__WHAT IS EXPECTED__.
Give the data below again exactly as written, without its pictures.

Collected data entries:

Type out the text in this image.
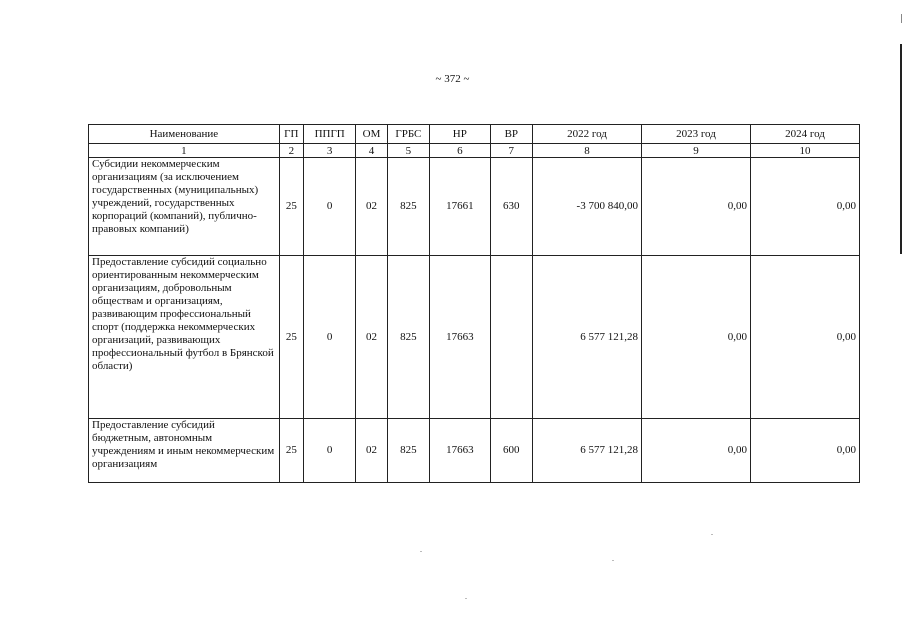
~ 372 ~
Наименование	ГП	ППГП	ОМ	ГРБС	НР	ВР	2022 год	2023 год	2024 год
1	2	3	4	5	6	7	8	9	10
Субсидии некоммерческим организациям (за исключением государственных (муниципальных) учреждений, государственных корпораций (компаний), публично-правовых компаний)	25	0	02	825	17661	630	-3 700 840,00	0,00	0,00
Предоставление субсидий социально ориентированным некоммерческим организациям, добровольным обществам и организациям, развивающим профессиональный спорт (поддержка некоммерческих организаций, развивающих профессиональный футбол в Брянской области)	25	0	02	825	17663		6 577 121,28	0,00	0,00
Предоставление субсидий бюджетным, автономным учреждениям и иным некоммерческим организациям	25	0	02	825	17663	600	6 577 121,28	0,00	0,00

__FINAL RESULT__.
Type out the text in this image.
~ 372 ~
Наименование	ГП	ППГП	ОМ	ГРБС	НР	ВР	2022 год	2023 год	2024 год
1	2	3	4	5	6	7	8	9	10
Субсидии некоммерческим организациям (за исключением государственных (муниципальных) учреждений, государственных корпораций (компаний), публично-правовых компаний)	25	0	02	825	17661	630	-3 700 840,00	0,00	0,00
Предоставление субсидий социально ориентированным некоммерческим организациям, добровольным обществам и организациям, развивающим профессиональный спорт (поддержка некоммерческих организаций, развивающих профессиональный футбол в Брянской области)	25	0	02	825	17663		6 577 121,28	0,00	0,00
Предоставление субсидий бюджетным, автономным учреждениям и иным некоммерческим организациям	25	0	02	825	17663	600	6 577 121,28	0,00	0,00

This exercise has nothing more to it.